PROBLEM →
Each record must be retyped in full. No character may differ.

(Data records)

□ □ □ □ □ □ □

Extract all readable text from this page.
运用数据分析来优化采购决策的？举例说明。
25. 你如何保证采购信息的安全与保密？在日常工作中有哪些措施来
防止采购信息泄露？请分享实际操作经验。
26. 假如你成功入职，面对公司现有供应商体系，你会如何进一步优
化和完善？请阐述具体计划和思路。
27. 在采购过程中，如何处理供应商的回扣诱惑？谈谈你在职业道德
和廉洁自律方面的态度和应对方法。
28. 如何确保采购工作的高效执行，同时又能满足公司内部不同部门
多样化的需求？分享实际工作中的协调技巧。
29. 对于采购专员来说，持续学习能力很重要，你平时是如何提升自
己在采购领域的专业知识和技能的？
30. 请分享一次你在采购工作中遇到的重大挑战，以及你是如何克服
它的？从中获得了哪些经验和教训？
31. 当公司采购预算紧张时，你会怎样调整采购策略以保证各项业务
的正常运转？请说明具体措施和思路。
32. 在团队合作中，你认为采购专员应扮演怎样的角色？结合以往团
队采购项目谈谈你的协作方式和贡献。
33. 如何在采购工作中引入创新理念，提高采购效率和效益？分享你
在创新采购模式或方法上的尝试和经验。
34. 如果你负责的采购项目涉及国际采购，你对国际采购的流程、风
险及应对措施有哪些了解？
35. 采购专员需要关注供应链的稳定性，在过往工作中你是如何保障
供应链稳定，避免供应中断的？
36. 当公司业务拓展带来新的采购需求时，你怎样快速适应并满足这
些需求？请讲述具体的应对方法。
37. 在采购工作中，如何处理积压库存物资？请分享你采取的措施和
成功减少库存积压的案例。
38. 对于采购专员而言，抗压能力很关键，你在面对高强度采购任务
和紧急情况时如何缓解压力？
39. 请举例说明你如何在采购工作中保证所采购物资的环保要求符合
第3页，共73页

□ □ □ □ □ □ □

ANSWER →
Extract all readable text from this page.
运用数据分析来优化采购决策的？举例说明。
25. 你如何保证采购信息的安全与保密？在日常工作中有哪些措施来
防止采购信息泄露？请分享实际操作经验。
26. 假如你成功入职，面对公司现有供应商体系，你会如何进一步优
化和完善？请阐述具体计划和思路。
27. 在采购过程中，如何处理供应商的回扣诱惑？谈谈你在职业道德
和廉洁自律方面的态度和应对方法。
28. 如何确保采购工作的高效执行，同时又能满足公司内部不同部门
多样化的需求？分享实际工作中的协调技巧。
29. 对于采购专员来说，持续学习能力很重要，你平时是如何提升自
己在采购领域的专业知识和技能的？
30. 请分享一次你在采购工作中遇到的重大挑战，以及你是如何克服
它的？从中获得了哪些经验和教训？
31. 当公司采购预算紧张时，你会怎样调整采购策略以保证各项业务
的正常运转？请说明具体措施和思路。
32. 在团队合作中，你认为采购专员应扮演怎样的角色？结合以往团
队采购项目谈谈你的协作方式和贡献。
33. 如何在采购工作中引入创新理念，提高采购效率和效益？分享你
在创新采购模式或方法上的尝试和经验。
34. 如果你负责的采购项目涉及国际采购，你对国际采购的流程、风
险及应对措施有哪些了解？
35. 采购专员需要关注供应链的稳定性，在过往工作中你是如何保障
供应链稳定，避免供应中断的？
36. 当公司业务拓展带来新的采购需求时，你怎样快速适应并满足这
些需求？请讲述具体的应对方法。
37. 在采购工作中，如何处理积压库存物资？请分享你采取的措施和
成功减少库存积压的案例。
38. 对于采购专员而言，抗压能力很关键，你在面对高强度采购任务
和紧急情况时如何缓解压力？
39. 请举例说明你如何在采购工作中保证所采购物资的环保要求符合
第3页，共73页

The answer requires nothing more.